▶ **SET EXERCISE**:
Look through the material below. Copy every line with the string "name" in it.

******************************

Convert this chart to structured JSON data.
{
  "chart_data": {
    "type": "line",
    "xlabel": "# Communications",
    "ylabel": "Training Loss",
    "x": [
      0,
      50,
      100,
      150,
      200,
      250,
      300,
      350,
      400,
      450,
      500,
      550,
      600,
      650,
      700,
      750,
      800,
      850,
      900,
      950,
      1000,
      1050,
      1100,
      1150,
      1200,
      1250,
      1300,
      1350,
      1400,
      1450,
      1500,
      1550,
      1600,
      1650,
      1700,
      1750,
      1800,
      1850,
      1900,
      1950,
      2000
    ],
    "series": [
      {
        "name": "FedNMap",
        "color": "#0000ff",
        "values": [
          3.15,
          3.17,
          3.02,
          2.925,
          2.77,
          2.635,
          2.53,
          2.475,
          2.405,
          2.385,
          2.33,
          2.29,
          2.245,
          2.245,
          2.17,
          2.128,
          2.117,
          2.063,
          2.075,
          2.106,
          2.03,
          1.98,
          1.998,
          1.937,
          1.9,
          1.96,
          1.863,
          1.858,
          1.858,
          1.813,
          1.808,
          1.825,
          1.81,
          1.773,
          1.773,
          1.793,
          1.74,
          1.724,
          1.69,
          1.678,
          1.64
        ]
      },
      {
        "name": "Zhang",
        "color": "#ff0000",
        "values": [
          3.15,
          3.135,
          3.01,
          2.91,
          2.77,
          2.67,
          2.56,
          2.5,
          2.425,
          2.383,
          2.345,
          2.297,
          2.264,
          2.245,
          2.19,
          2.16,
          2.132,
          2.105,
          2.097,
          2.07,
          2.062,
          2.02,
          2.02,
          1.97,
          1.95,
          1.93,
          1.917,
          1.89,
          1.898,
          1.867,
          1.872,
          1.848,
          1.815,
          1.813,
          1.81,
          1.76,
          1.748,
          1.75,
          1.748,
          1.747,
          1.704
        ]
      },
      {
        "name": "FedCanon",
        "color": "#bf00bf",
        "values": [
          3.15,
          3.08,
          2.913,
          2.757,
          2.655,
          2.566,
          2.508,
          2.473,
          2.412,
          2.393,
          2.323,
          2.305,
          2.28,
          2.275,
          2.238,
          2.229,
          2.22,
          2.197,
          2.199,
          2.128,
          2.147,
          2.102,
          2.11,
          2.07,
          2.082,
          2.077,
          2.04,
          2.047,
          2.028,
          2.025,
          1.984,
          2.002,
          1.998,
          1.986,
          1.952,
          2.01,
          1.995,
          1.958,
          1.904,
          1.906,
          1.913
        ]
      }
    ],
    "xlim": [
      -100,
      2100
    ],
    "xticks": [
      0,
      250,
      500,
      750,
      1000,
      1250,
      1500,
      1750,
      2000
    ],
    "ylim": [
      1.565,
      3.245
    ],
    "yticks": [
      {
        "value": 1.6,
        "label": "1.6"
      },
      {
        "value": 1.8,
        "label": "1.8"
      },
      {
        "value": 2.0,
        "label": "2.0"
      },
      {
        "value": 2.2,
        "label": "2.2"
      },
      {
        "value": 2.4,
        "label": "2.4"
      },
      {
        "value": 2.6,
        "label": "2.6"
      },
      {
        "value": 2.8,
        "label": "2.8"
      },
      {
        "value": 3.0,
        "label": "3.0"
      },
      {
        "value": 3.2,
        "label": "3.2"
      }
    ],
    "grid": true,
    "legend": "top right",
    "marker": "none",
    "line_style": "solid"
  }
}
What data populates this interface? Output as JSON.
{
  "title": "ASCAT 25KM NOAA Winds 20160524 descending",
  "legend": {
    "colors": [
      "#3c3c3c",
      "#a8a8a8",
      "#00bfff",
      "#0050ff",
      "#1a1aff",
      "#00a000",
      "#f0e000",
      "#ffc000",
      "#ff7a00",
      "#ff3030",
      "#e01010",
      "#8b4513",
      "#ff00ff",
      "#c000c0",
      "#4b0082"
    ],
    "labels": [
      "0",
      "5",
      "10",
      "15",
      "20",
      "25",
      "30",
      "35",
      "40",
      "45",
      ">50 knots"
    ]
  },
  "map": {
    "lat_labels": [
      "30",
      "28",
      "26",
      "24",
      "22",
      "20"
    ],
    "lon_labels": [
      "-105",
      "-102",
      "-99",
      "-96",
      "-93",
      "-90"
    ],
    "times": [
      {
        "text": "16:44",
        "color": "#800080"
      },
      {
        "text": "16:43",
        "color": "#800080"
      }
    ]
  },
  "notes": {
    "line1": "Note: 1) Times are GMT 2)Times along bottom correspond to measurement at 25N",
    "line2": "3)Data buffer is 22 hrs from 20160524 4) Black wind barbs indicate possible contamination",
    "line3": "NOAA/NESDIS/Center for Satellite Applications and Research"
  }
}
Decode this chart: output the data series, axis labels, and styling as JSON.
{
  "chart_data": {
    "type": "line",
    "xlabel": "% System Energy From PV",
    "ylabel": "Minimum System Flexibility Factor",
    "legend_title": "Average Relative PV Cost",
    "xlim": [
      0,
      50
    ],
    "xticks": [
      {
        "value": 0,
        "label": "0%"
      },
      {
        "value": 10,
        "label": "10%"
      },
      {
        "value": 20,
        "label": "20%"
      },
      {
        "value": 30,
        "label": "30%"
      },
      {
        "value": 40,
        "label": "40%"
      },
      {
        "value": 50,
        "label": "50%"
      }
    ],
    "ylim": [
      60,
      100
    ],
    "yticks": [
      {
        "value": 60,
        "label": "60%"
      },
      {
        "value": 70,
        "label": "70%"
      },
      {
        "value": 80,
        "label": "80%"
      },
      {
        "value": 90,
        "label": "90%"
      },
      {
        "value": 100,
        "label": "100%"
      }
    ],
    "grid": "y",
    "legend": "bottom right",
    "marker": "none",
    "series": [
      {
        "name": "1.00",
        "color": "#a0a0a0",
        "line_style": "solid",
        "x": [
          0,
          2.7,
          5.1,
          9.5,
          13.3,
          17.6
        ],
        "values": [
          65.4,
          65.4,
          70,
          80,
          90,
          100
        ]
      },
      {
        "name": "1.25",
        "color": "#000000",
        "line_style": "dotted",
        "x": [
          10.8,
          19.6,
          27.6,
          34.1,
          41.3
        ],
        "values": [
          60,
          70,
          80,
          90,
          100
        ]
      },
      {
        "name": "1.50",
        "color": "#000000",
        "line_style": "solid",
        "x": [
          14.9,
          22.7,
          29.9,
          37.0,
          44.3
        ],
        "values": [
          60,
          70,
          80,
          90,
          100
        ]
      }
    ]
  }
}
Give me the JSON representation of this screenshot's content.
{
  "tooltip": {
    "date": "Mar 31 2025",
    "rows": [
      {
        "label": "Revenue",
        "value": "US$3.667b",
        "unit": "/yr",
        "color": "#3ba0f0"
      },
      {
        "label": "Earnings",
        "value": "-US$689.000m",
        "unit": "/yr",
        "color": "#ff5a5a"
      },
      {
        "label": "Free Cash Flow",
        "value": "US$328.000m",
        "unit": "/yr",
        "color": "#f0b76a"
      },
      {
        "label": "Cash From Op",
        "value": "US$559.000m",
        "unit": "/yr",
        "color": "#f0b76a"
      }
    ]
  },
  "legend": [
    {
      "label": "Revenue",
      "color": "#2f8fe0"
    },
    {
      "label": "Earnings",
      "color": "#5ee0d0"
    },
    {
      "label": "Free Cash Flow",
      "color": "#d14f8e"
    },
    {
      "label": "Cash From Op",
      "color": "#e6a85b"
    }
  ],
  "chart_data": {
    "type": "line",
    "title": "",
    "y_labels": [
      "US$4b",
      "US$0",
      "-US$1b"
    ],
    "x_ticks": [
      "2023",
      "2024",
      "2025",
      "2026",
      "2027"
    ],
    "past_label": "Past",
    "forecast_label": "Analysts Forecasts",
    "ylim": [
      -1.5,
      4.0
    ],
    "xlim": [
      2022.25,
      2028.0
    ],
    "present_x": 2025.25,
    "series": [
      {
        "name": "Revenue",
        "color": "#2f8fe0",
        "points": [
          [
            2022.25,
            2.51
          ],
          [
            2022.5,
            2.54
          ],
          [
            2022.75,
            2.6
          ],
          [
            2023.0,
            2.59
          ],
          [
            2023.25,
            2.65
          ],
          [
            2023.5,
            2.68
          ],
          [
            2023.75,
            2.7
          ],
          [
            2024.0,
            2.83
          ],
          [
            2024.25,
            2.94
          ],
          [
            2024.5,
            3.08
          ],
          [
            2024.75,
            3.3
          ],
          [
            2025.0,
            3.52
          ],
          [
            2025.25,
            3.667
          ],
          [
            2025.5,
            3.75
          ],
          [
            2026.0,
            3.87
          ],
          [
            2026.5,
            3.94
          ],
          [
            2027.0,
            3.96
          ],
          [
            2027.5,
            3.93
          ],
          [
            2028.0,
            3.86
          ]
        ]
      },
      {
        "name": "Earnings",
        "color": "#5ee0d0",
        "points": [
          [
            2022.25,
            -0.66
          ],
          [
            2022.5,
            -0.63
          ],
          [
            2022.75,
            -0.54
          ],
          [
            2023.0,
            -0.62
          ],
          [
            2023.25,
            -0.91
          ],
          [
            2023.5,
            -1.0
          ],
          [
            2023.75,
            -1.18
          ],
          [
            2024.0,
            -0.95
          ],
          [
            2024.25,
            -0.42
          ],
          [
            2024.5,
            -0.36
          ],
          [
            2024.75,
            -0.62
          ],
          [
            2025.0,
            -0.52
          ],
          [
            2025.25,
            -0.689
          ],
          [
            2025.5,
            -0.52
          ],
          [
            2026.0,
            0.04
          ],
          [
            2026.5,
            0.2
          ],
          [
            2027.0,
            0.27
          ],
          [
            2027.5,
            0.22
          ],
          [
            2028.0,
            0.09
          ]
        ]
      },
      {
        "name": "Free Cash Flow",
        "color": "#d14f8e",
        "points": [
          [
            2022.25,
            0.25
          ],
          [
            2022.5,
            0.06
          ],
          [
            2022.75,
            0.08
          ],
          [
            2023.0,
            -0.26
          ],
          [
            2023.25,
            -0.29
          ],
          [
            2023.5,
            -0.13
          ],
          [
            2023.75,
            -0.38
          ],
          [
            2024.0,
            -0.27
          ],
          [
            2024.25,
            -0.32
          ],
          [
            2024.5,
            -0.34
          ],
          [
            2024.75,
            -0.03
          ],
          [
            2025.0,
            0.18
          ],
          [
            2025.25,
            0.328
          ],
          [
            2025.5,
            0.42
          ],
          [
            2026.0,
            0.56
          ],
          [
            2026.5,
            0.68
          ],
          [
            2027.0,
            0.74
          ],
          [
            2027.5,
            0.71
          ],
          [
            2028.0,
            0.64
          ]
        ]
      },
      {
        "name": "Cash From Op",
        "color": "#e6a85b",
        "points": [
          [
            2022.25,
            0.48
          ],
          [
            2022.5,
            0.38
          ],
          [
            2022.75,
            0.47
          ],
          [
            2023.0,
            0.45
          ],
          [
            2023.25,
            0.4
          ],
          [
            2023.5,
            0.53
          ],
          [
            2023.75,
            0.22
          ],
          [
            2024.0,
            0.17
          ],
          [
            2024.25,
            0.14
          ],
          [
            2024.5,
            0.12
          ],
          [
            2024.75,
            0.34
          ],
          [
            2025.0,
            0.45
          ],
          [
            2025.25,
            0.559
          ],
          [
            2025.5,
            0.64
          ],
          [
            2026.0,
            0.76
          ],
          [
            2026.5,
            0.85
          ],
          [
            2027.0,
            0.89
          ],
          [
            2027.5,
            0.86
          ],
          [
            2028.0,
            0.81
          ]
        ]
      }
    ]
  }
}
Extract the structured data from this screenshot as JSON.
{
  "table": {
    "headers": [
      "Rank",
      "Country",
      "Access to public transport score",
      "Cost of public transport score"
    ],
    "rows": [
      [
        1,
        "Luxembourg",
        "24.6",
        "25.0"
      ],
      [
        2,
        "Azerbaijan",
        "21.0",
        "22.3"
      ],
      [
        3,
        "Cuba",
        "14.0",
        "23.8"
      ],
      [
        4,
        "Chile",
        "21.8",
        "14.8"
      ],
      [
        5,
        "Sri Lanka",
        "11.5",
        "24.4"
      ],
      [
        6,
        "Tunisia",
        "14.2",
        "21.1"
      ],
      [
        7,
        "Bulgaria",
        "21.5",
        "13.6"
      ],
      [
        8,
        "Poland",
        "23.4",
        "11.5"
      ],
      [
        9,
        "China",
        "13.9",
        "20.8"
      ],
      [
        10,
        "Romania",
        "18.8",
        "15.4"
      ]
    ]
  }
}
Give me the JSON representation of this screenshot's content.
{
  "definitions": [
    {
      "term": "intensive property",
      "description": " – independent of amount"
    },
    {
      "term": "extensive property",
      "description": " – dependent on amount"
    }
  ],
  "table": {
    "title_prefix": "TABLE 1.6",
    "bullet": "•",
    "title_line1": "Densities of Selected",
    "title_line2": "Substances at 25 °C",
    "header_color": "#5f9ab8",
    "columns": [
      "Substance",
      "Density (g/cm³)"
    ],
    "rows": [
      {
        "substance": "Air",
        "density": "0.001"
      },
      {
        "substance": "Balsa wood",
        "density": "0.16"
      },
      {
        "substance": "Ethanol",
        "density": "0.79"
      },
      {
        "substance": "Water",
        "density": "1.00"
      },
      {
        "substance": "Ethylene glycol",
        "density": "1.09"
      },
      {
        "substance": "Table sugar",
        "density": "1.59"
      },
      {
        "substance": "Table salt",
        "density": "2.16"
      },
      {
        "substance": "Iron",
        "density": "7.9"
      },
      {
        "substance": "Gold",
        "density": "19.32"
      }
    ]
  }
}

******************************

▶ **FULL ANSWER**:
        "name": "FedNMap",
        "name": "Zhang",
        "name": "FedCanon",
        "name": "1.00",
        "name": "1.25",
        "name": "1.50",
        "name": "Revenue",
        "name": "Earnings",
        "name": "Free Cash Flow",
        "name": "Cash From Op",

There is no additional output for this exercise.